▸ AIM: Where a line below holds the string "nОстаток", copy that line.

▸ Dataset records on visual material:
════

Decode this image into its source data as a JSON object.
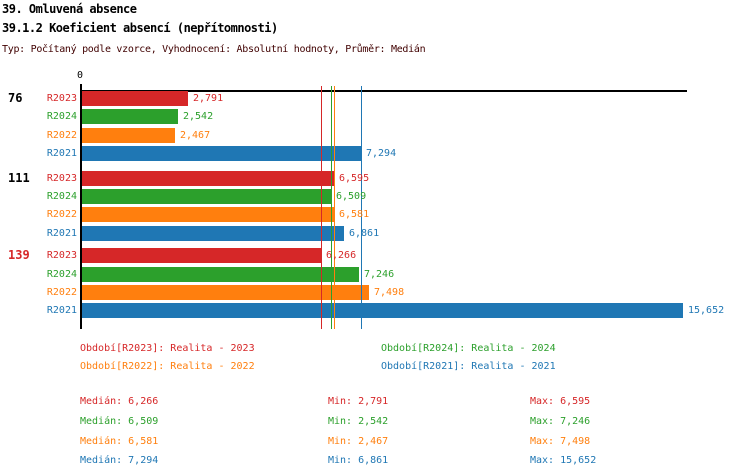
{
  "header": {
    "title1": "39. Omluvená absence",
    "title2": "39.1.2 Koeficient absencí (nepřítomnosti)",
    "subtitle": "Typ: Počítaný podle vzorce, Vyhodnocení: Absolutní hodnoty, Průměr: Medián"
  },
  "colors": {
    "R2023": "#d62728",
    "R2024": "#2ca02c",
    "R2022": "#ff7f0e",
    "R2021": "#1f77b4",
    "axis": "#000000",
    "subtitle": "#400000"
  },
  "chart_data": {
    "type": "bar",
    "orientation": "horizontal",
    "title": "39.1.2 Koeficient absencí (nepřítomnosti)",
    "axis": {
      "origin_label": "0",
      "x_min": 0,
      "x_max": 15652,
      "grid": false
    },
    "groups": [
      {
        "label": "76",
        "label_color": "#000000",
        "bars": [
          {
            "series": "R2023",
            "value": 2791,
            "label": "2,791",
            "color": "#d62728"
          },
          {
            "series": "R2024",
            "value": 2542,
            "label": "2,542",
            "color": "#2ca02c"
          },
          {
            "series": "R2022",
            "value": 2467,
            "label": "2,467",
            "color": "#ff7f0e"
          },
          {
            "series": "R2021",
            "value": 7294,
            "label": "7,294",
            "color": "#1f77b4"
          }
        ]
      },
      {
        "label": "111",
        "label_color": "#000000",
        "bars": [
          {
            "series": "R2023",
            "value": 6595,
            "label": "6,595",
            "color": "#d62728"
          },
          {
            "series": "R2024",
            "value": 6509,
            "label": "6,509",
            "color": "#2ca02c"
          },
          {
            "series": "R2022",
            "value": 6581,
            "label": "6,581",
            "color": "#ff7f0e"
          },
          {
            "series": "R2021",
            "value": 6861,
            "label": "6,861",
            "color": "#1f77b4"
          }
        ]
      },
      {
        "label": "139",
        "label_color": "#d62728",
        "bars": [
          {
            "series": "R2023",
            "value": 6266,
            "label": "6,266",
            "color": "#d62728"
          },
          {
            "series": "R2024",
            "value": 7246,
            "label": "7,246",
            "color": "#2ca02c"
          },
          {
            "series": "R2022",
            "value": 7498,
            "label": "7,498",
            "color": "#ff7f0e"
          },
          {
            "series": "R2021",
            "value": 15652,
            "label": "15,652",
            "color": "#1f77b4"
          }
        ]
      }
    ],
    "median_lines": [
      {
        "series": "R2023",
        "value": 6266,
        "color": "#d62728"
      },
      {
        "series": "R2024",
        "value": 6509,
        "color": "#2ca02c"
      },
      {
        "series": "R2022",
        "value": 6581,
        "color": "#ff7f0e"
      },
      {
        "series": "R2021",
        "value": 7294,
        "color": "#1f77b4"
      }
    ]
  },
  "legend": {
    "items": [
      {
        "text": "Období[R2023]: Realita - 2023",
        "color": "#d62728"
      },
      {
        "text": "Období[R2024]: Realita - 2024",
        "color": "#2ca02c"
      },
      {
        "text": "Období[R2022]: Realita - 2022",
        "color": "#ff7f0e"
      },
      {
        "text": "Období[R2021]: Realita - 2021",
        "color": "#1f77b4"
      }
    ]
  },
  "stats": {
    "labels": {
      "median": "Medián:",
      "min": "Min:",
      "max": "Max:"
    },
    "rows": [
      {
        "color": "#d62728",
        "median": "6,266",
        "min": "2,791",
        "max": "6,595"
      },
      {
        "color": "#2ca02c",
        "median": "6,509",
        "min": "2,542",
        "max": "7,246"
      },
      {
        "color": "#ff7f0e",
        "median": "6,581",
        "min": "2,467",
        "max": "7,498"
      },
      {
        "color": "#1f77b4",
        "median": "7,294",
        "min": "6,861",
        "max": "15,652"
      }
    ]
  }
}
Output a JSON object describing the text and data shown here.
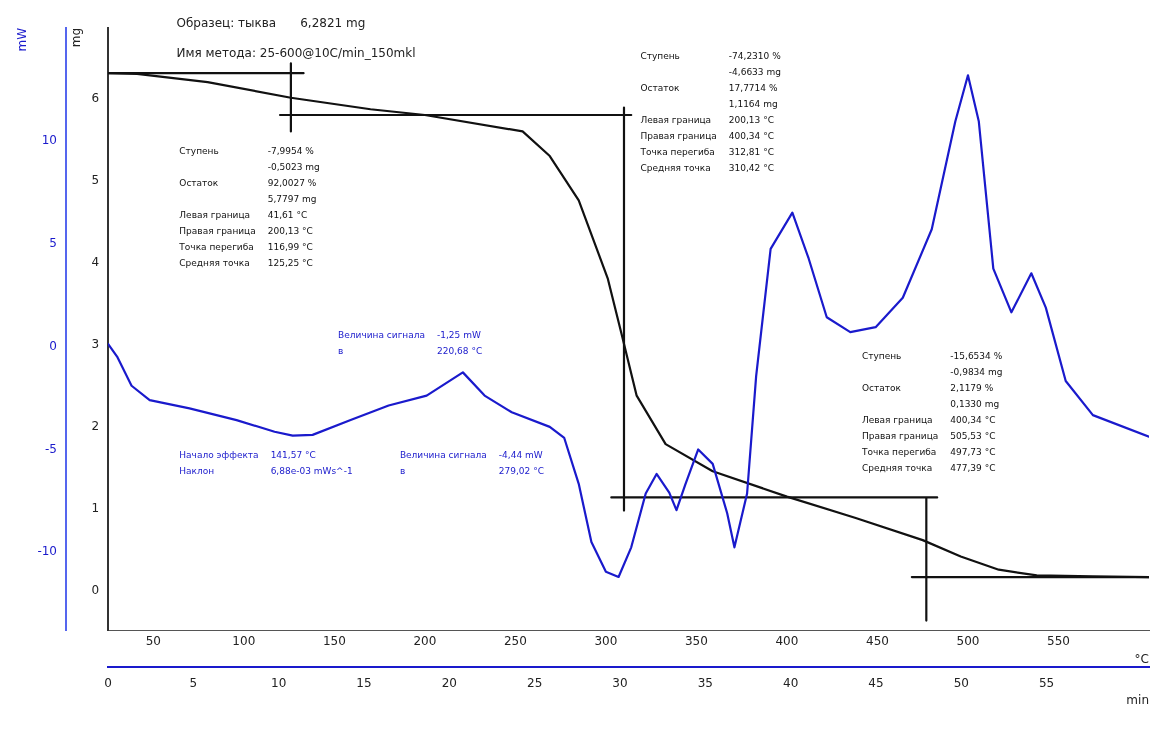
{
  "chart_data": {
    "type": "line",
    "xlabel": "°C",
    "x2label": "min",
    "ylabel": "mW",
    "y2label": "mg",
    "xlim": [
      25,
      600
    ],
    "xticks": [
      50,
      100,
      150,
      200,
      250,
      300,
      350,
      400,
      450,
      500,
      550
    ],
    "x2lim": [
      0,
      61
    ],
    "x2ticks": [
      0,
      5,
      10,
      15,
      20,
      25,
      30,
      35,
      40,
      45,
      50,
      55
    ],
    "ylim": [
      -13.8,
      15.5
    ],
    "yticks": [
      -10,
      -5,
      0,
      5,
      10
    ],
    "y2lim": [
      -0.48,
      6.86
    ],
    "y2ticks": [
      0,
      1,
      2,
      3,
      4,
      5,
      6
    ],
    "grid": false,
    "legend": false,
    "series": [
      {
        "color": "#1a1acc",
        "axis": "y",
        "x": [
          25,
          30,
          38,
          48,
          70,
          96,
          117,
          127,
          138,
          159,
          180,
          201,
          221,
          233,
          248,
          269,
          277,
          285,
          292,
          300,
          307,
          314,
          322,
          328,
          335,
          339,
          344,
          351,
          359,
          367,
          371,
          378,
          383,
          391,
          403,
          412,
          422,
          435,
          449,
          464,
          480,
          493,
          500,
          506,
          514,
          524,
          535,
          543,
          554,
          569,
          600
        ],
        "values": [
          0.14,
          -0.48,
          -1.9,
          -2.6,
          -3.0,
          -3.57,
          -4.14,
          -4.33,
          -4.29,
          -3.57,
          -2.86,
          -2.38,
          -1.25,
          -2.38,
          -3.19,
          -3.9,
          -4.44,
          -6.67,
          -9.5,
          -10.95,
          -11.2,
          -9.76,
          -7.14,
          -6.19,
          -7.1,
          -7.95,
          -6.67,
          -5.0,
          -5.7,
          -8.1,
          -9.76,
          -7.14,
          -1.43,
          4.76,
          6.52,
          4.29,
          1.43,
          0.71,
          0.95,
          2.38,
          5.71,
          10.95,
          13.2,
          10.95,
          3.8,
          1.67,
          3.57,
          1.9,
          -1.67,
          -3.33,
          -4.38
        ]
      },
      {
        "color": "#111111",
        "axis": "y2",
        "x": [
          25,
          41,
          80,
          126,
          170,
          200,
          254,
          269,
          285,
          301,
          309,
          317,
          333,
          359,
          400,
          438,
          475,
          496,
          517,
          538,
          569,
          600
        ],
        "values": [
          6.31,
          6.3,
          6.2,
          6.01,
          5.87,
          5.8,
          5.6,
          5.3,
          4.76,
          3.81,
          3.1,
          2.38,
          1.79,
          1.46,
          1.15,
          0.89,
          0.62,
          0.42,
          0.26,
          0.19,
          0.18,
          0.17
        ]
      },
      {
        "color": "#111111",
        "axis": "y2",
        "x": [
          25,
          133,
          null,
          126,
          126,
          null,
          120,
          314,
          null,
          310,
          310,
          null,
          303,
          483,
          null,
          477,
          477,
          null,
          469,
          600
        ],
        "values": [
          6.31,
          6.31,
          null,
          6.43,
          5.6,
          null,
          5.8,
          5.8,
          null,
          5.89,
          0.98,
          null,
          1.14,
          1.14,
          null,
          1.14,
          -0.36,
          null,
          0.17,
          0.17
        ]
      }
    ],
    "annotations": [
      "Образец: тыква\t6,2821 mg",
      "Имя метода: 25-600@10C/min_150mkl",
      "Ступень\t-7,9954 %\n\t-0,5023 mg\nОстаток\t92,0027 %\n\t5,7797 mg\nЛевая граница\t41,61 °C\nПравая граница\t200,13 °C\nТочка перегиба\t116,99 °C\nСредняя точка\t125,25 °C",
      "Ступень\t-74,2310 %\n\t-4,6633 mg\nОстаток\t17,7714 %\n\t1,1164 mg\nЛевая граница\t200,13 °C\nПравая граница\t400,34 °C\nТочка перегиба\t312,81 °C\nСредняя точка\t310,42 °C",
      "Ступень\t-15,6534 %\n\t-0,9834 mg\nОстаток\t2,1179 %\n\t0,1330 mg\nЛевая граница\t400,34 °C\nПравая граница\t505,53 °C\nТочка перегиба\t497,73 °C\nСредняя точка\t477,39 °C",
      "Величина сигнала\t-1,25 mW\nв\t220,68 °C",
      "Начало эффекта\t141,57 °C\nНаклон\t6,88e-03 mWs^-1",
      "Величина сигнала\t-4,44 mW\nв\t279,02 °C"
    ]
  }
}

════

▸ EXERCISE OUTPUT:
      "Ступень\t-7,9954 %\n\t-0,5023 mg\nОстаток\t92,0027 %\n\t5,7797 mg\nЛевая граница\t41,61 °C\nПравая граница\t200,13 °C\nТочка перегиба\t116,99 °C\nСредняя точка\t125,25 °C",
      "Ступень\t-74,2310 %\n\t-4,6633 mg\nОстаток\t17,7714 %\n\t1,1164 mg\nЛевая граница\t200,13 °C\nПравая граница\t400,34 °C\nТочка перегиба\t312,81 °C\nСредняя точка\t310,42 °C",
      "Ступень\t-15,6534 %\n\t-0,9834 mg\nОстаток\t2,1179 %\n\t0,1330 mg\nЛевая граница\t400,34 °C\nПравая граница\t505,53 °C\nТочка перегиба\t497,73 °C\nСредняя точка\t477,39 °C",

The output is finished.